● **Problem description**
Filter the entries below, keeping every line that has the word "sample".

● **Supplied records**
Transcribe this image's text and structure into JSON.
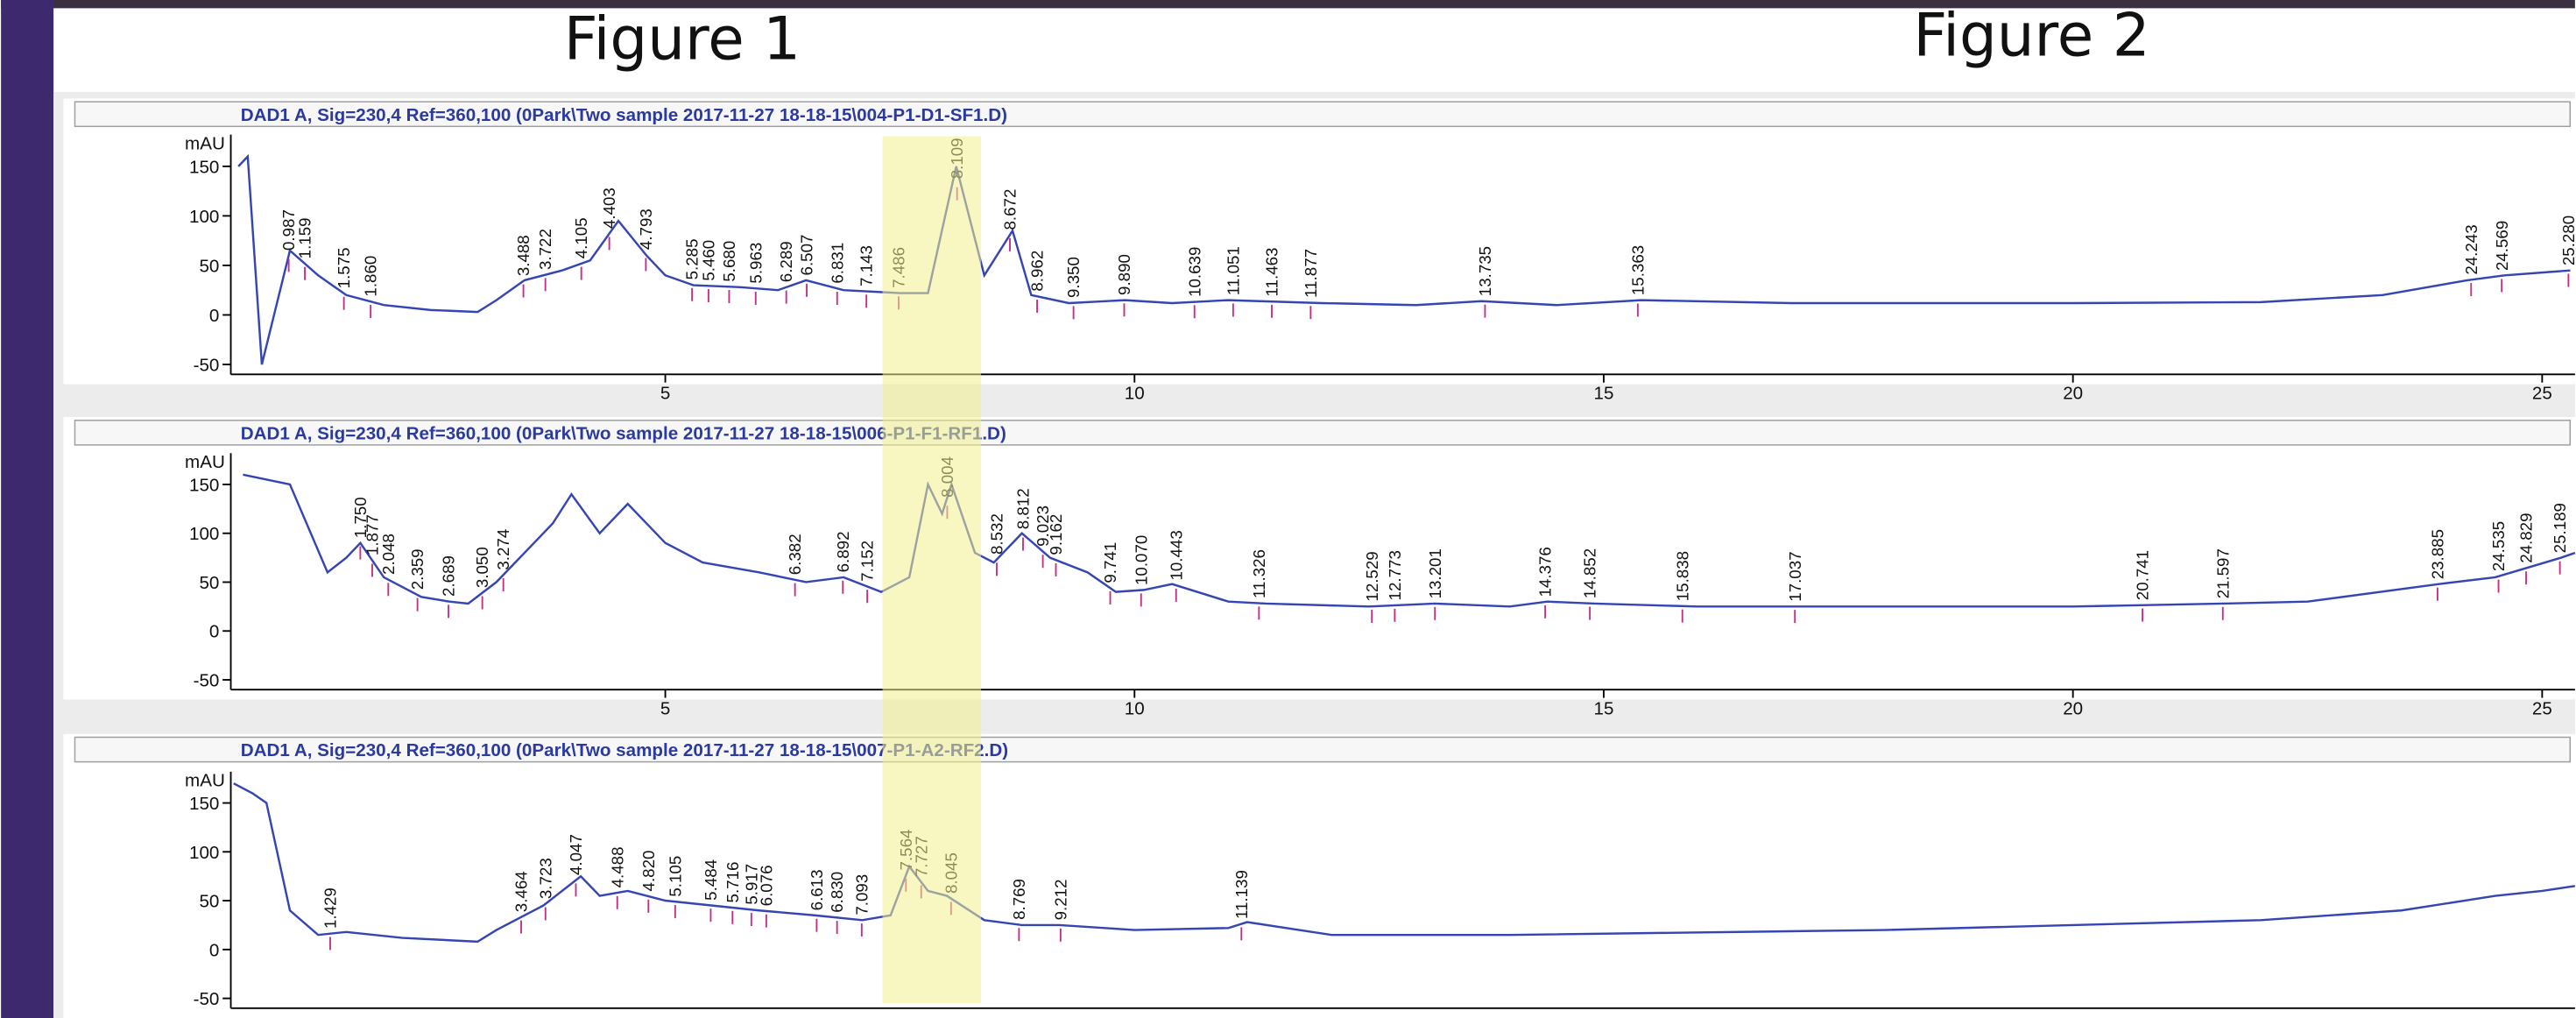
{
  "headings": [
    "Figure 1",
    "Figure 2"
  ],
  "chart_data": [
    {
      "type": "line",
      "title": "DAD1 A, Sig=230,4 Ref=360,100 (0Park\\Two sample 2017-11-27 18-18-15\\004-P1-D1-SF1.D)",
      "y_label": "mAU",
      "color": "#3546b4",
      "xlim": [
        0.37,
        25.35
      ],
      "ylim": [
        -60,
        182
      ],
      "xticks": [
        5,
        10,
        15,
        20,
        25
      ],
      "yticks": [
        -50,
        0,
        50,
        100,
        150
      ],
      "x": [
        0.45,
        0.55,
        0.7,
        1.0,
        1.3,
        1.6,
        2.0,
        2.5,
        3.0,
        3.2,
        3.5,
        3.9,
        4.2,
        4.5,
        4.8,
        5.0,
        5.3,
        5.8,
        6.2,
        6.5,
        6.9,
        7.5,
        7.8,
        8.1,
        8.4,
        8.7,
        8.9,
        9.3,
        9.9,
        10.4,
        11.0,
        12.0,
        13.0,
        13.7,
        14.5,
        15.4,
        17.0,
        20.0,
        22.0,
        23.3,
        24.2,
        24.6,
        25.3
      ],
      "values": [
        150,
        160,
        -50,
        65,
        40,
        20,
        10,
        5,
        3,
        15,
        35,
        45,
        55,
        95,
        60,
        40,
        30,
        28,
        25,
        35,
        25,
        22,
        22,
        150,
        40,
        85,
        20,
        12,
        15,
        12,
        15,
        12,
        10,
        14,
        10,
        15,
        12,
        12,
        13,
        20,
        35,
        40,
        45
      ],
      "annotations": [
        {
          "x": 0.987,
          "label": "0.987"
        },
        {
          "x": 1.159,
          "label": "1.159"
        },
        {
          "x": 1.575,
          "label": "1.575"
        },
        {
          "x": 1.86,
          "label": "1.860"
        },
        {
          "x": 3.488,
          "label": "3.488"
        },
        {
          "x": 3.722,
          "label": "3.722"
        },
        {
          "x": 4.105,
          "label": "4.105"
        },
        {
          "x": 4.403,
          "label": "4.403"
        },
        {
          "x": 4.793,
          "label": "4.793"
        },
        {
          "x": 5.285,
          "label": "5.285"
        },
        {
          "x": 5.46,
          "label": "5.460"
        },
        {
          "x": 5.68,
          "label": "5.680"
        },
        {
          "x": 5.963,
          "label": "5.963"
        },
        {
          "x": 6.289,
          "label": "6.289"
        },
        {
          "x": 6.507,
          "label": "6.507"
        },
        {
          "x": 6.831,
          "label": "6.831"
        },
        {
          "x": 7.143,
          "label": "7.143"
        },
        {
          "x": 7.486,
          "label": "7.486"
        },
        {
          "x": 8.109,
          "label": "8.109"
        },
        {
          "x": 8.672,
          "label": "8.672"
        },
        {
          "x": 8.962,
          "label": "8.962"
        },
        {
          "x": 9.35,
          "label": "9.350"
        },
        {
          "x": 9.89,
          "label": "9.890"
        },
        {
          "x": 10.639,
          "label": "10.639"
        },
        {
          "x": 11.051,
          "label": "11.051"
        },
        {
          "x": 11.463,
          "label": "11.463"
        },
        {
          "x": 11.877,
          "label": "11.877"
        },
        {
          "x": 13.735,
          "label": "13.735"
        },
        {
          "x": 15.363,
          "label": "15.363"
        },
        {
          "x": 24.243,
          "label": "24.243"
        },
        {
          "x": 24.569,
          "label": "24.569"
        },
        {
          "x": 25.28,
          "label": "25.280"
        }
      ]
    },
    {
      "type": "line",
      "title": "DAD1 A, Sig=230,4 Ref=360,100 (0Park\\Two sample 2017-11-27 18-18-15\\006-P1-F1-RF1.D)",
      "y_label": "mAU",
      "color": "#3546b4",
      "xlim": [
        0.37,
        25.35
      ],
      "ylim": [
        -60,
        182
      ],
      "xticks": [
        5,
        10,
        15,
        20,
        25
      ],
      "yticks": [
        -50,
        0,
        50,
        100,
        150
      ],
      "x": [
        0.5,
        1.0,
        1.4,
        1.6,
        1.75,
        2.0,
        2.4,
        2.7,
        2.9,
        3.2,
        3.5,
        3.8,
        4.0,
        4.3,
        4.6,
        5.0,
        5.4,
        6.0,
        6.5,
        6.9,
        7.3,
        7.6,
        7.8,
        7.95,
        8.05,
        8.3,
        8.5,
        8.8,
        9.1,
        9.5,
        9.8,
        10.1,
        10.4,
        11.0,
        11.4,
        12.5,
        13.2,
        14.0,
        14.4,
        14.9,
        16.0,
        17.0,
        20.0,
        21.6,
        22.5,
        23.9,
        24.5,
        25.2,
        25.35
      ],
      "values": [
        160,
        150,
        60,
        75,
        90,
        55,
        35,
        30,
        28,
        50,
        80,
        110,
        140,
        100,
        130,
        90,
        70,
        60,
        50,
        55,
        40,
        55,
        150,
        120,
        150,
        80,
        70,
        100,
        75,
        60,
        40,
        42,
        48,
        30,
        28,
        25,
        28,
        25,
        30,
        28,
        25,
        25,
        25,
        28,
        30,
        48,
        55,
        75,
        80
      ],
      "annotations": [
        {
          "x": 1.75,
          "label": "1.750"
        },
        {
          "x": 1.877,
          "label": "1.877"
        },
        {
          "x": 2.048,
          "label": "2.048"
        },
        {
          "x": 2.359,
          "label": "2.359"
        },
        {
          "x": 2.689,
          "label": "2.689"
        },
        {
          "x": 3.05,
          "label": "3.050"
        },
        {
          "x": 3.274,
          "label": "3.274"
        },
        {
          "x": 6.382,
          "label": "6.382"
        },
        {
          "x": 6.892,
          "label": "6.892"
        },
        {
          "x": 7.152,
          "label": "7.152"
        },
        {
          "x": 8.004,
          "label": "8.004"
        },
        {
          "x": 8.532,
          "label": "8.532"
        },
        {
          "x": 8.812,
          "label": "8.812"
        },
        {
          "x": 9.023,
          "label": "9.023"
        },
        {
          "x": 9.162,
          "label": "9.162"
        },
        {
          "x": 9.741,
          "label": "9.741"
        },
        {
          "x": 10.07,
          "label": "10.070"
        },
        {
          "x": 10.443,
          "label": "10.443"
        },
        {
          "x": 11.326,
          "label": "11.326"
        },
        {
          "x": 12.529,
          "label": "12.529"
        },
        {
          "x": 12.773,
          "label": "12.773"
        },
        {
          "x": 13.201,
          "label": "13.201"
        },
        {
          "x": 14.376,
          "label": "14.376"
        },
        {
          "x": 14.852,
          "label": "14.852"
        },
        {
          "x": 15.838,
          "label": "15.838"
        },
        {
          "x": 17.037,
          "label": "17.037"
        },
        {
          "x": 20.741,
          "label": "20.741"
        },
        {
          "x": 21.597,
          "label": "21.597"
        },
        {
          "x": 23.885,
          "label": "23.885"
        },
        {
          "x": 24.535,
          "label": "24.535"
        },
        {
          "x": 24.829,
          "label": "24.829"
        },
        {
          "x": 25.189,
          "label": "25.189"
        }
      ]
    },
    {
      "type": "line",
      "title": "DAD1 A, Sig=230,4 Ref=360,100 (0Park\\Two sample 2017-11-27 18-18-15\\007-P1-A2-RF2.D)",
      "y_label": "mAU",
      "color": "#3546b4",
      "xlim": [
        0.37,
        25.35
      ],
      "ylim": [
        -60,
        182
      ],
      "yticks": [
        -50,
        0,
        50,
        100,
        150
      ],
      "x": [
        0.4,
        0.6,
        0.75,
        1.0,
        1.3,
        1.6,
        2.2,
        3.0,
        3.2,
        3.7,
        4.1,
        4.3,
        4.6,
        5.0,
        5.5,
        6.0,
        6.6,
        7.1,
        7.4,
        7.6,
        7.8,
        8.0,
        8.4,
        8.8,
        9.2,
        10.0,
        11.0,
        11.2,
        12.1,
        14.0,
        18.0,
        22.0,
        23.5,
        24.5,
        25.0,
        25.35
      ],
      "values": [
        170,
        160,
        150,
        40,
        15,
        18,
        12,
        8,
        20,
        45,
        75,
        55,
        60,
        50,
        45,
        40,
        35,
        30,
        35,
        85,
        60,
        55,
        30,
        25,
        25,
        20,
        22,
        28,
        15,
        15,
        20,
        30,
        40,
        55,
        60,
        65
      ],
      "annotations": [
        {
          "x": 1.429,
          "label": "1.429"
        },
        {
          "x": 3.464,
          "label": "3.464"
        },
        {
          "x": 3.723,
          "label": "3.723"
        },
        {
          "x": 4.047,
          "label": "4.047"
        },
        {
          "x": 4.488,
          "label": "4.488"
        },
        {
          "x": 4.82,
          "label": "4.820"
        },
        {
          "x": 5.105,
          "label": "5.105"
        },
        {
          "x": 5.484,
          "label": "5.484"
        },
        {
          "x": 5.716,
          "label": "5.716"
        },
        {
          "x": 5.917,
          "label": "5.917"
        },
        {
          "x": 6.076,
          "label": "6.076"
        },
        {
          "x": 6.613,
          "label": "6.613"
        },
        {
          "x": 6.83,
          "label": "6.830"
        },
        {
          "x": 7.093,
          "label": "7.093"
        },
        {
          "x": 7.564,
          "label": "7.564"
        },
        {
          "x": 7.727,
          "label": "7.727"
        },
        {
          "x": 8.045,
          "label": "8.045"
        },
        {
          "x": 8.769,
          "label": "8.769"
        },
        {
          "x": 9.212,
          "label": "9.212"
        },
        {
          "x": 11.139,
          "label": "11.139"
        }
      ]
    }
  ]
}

● **Correct response**
      "title": "DAD1 A, Sig=230,4 Ref=360,100 (0Park\\Two sample 2017-11-27 18-18-15\\004-P1-D1-SF1.D)",
      "title": "DAD1 A, Sig=230,4 Ref=360,100 (0Park\\Two sample 2017-11-27 18-18-15\\006-P1-F1-RF1.D)",
      "title": "DAD1 A, Sig=230,4 Ref=360,100 (0Park\\Two sample 2017-11-27 18-18-15\\007-P1-A2-RF2.D)",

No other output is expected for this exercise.